══ INPUT ROWS ══

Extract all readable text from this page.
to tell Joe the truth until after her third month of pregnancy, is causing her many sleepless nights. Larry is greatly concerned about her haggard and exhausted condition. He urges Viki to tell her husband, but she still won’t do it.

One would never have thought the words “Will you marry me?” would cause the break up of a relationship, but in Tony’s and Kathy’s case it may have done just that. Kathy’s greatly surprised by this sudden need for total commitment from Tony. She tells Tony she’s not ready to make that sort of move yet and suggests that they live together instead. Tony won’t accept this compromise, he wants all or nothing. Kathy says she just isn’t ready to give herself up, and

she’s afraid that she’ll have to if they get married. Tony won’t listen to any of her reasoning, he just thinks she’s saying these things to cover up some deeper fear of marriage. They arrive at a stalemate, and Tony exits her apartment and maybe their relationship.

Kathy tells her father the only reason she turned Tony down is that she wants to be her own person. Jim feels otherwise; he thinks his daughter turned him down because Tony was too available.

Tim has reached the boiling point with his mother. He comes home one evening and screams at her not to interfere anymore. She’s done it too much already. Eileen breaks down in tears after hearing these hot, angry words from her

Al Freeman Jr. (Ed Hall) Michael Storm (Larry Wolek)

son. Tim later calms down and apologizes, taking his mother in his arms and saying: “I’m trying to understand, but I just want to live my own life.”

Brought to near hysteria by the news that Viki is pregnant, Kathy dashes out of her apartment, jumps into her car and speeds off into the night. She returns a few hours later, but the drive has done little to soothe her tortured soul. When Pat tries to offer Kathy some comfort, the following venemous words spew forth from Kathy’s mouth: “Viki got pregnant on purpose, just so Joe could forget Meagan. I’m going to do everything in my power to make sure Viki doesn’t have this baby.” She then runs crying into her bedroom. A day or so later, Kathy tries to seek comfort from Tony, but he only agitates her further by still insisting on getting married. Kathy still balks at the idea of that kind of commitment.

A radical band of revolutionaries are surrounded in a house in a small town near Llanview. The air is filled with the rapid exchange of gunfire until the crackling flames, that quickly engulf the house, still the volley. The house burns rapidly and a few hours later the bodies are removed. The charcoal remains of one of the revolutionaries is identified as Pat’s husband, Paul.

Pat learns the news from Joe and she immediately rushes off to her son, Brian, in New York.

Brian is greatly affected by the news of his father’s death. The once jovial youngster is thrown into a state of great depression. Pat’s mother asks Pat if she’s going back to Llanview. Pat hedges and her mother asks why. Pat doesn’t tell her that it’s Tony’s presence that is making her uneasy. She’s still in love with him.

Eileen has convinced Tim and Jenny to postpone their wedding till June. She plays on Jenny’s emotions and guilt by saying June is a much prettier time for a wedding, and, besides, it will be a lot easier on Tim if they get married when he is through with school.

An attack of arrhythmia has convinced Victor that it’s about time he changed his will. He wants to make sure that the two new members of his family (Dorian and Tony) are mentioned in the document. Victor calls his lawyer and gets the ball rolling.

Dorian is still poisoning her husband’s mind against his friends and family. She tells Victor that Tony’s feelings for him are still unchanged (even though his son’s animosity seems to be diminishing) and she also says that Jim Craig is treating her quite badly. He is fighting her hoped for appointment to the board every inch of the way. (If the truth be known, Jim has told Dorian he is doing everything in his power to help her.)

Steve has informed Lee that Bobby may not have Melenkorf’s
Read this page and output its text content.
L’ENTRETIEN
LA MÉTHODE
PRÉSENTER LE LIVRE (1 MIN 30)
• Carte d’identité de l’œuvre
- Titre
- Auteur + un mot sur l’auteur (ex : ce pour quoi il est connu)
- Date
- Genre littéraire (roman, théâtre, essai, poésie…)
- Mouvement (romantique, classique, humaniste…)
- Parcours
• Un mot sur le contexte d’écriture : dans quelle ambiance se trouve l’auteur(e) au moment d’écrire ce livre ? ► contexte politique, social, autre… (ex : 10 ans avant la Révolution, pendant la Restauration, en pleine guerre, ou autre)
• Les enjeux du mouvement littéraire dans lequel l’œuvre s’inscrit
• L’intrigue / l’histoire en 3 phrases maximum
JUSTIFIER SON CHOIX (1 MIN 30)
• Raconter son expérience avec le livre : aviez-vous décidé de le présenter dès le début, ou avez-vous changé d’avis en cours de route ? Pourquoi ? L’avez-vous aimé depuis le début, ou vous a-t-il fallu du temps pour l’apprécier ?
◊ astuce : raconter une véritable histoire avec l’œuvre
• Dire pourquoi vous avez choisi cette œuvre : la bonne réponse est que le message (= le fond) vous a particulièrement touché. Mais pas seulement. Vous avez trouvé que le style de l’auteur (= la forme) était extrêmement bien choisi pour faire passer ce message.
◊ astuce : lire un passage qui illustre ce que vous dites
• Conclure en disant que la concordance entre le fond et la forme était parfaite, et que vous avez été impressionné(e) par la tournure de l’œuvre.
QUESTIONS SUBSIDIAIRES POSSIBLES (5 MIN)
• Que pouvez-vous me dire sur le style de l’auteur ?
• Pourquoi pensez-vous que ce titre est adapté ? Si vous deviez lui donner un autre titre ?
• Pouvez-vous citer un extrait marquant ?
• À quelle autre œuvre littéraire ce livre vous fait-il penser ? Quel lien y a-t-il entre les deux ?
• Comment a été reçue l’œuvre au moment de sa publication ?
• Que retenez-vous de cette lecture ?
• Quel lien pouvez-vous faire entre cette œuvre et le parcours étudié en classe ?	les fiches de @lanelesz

═══

__WORK REQUIRED__: From the data above, extract every line in its exact form.

__ANSWER TO THE EXERCISE__:
Extract all readable text from this page.
to tell Joe the truth until after her third month of pregnancy, is causing her many sleepless nights. Larry is greatly concerned about her haggard and exhausted condition. He urges Viki to tell her husband, but she still won’t do it.

One would never have thought the words “Will you marry me?” would cause the break up of a relationship, but in Tony’s and Kathy’s case it may have done just that. Kathy’s greatly surprised by this sudden need for total commitment from Tony. She tells Tony she’s not ready to make that sort of move yet and suggests that they live together instead. Tony won’t accept this compromise, he wants all or nothing. Kathy says she just isn’t ready to give herself up, and

she’s afraid that she’ll have to if they get married. Tony won’t listen to any of her reasoning, he just thinks she’s saying these things to cover up some deeper fear of marriage. They arrive at a stalemate, and Tony exits her apartment and maybe their relationship.

Kathy tells her father the only reason she turned Tony down is that she wants to be her own person. Jim feels otherwise; he thinks his daughter turned him down because Tony was too available.

Tim has reached the boiling point with his mother. He comes home one evening and screams at her not to interfere anymore. She’s done it too much already. Eileen breaks down in tears after hearing these hot, angry words from her

Al Freeman Jr. (Ed Hall) Michael Storm (Larry Wolek)

son. Tim later calms down and apologizes, taking his mother in his arms and saying: “I’m trying to understand, but I just want to live my own life.”

Brought to near hysteria by the news that Viki is pregnant, Kathy dashes out of her apartment, jumps into her car and speeds off into the night. She returns a few hours later, but the drive has done little to soothe her tortured soul. When Pat tries to offer Kathy some comfort, the following venemous words spew forth from Kathy’s mouth: “Viki got pregnant on purpose, just so Joe could forget Meagan. I’m going to do everything in my power to make sure Viki doesn’t have this baby.” She then runs crying into her bedroom. A day or so later, Kathy tries to seek comfort from Tony, but he only agitates her further by still insisting on getting married. Kathy still balks at the idea of that kind of commitment.

A radical band of revolutionaries are surrounded in a house in a small town near Llanview. The air is filled with the rapid exchange of gunfire until the crackling flames, that quickly engulf the house, still the volley. The house burns rapidly and a few hours later the bodies are removed. The charcoal remains of one of the revolutionaries is identified as Pat’s husband, Paul.

Pat learns the news from Joe and she immediately rushes off to her son, Brian, in New York.

Brian is greatly affected by the news of his father’s death. The once jovial youngster is thrown into a state of great depression. Pat’s mother asks Pat if she’s going back to Llanview. Pat hedges and her mother asks why. Pat doesn’t tell her that it’s Tony’s presence that is making her uneasy. She’s still in love with him.

Eileen has convinced Tim and Jenny to postpone their wedding till June. She plays on Jenny’s emotions and guilt by saying June is a much prettier time for a wedding, and, besides, it will be a lot easier on Tim if they get married when he is through with school.

An attack of arrhythmia has convinced Victor that it’s about time he changed his will. He wants to make sure that the two new members of his family (Dorian and Tony) are mentioned in the document. Victor calls his lawyer and gets the ball rolling.

Dorian is still poisoning her husband’s mind against his friends and family. She tells Victor that Tony’s feelings for him are still unchanged (even though his son’s animosity seems to be diminishing) and she also says that Jim Craig is treating her quite badly. He is fighting her hoped for appointment to the board every inch of the way. (If the truth be known, Jim has told Dorian he is doing everything in his power to help her.)

Steve has informed Lee that Bobby may not have Melenkorf’s
Read this page and output its text content.
L’ENTRETIEN
LA MÉTHODE
PRÉSENTER LE LIVRE (1 MIN 30)
• Carte d’identité de l’œuvre
- Titre
- Auteur + un mot sur l’auteur (ex : ce pour quoi il est connu)
- Date
- Genre littéraire (roman, théâtre, essai, poésie…)
- Mouvement (romantique, classique, humaniste…)
- Parcours
• Un mot sur le contexte d’écriture : dans quelle ambiance se trouve l’auteur(e) au moment d’écrire ce livre ? ► contexte politique, social, autre… (ex : 10 ans avant la Révolution, pendant la Restauration, en pleine guerre, ou autre)
• Les enjeux du mouvement littéraire dans lequel l’œuvre s’inscrit
• L’intrigue / l’histoire en 3 phrases maximum
JUSTIFIER SON CHOIX (1 MIN 30)
• Raconter son expérience avec le livre : aviez-vous décidé de le présenter dès le début, ou avez-vous changé d’avis en cours de route ? Pourquoi ? L’avez-vous aimé depuis le début, ou vous a-t-il fallu du temps pour l’apprécier ?
◊ astuce : raconter une véritable histoire avec l’œuvre
• Dire pourquoi vous avez choisi cette œuvre : la bonne réponse est que le message (= le fond) vous a particulièrement touché. Mais pas seulement. Vous avez trouvé que le style de l’auteur (= la forme) était extrêmement bien choisi pour faire passer ce message.
◊ astuce : lire un passage qui illustre ce que vous dites
• Conclure en disant que la concordance entre le fond et la forme était parfaite, et que vous avez été impressionné(e) par la tournure de l’œuvre.
QUESTIONS SUBSIDIAIRES POSSIBLES (5 MIN)
• Que pouvez-vous me dire sur le style de l’auteur ?
• Pourquoi pensez-vous que ce titre est adapté ? Si vous deviez lui donner un autre titre ?
• Pouvez-vous citer un extrait marquant ?
• À quelle autre œuvre littéraire ce livre vous fait-il penser ? Quel lien y a-t-il entre les deux ?
• Comment a été reçue l’œuvre au moment de sa publication ?
• Que retenez-vous de cette lecture ?
• Quel lien pouvez-vous faire entre cette œuvre et le parcours étudié en classe ?	les fiches de @lanelesz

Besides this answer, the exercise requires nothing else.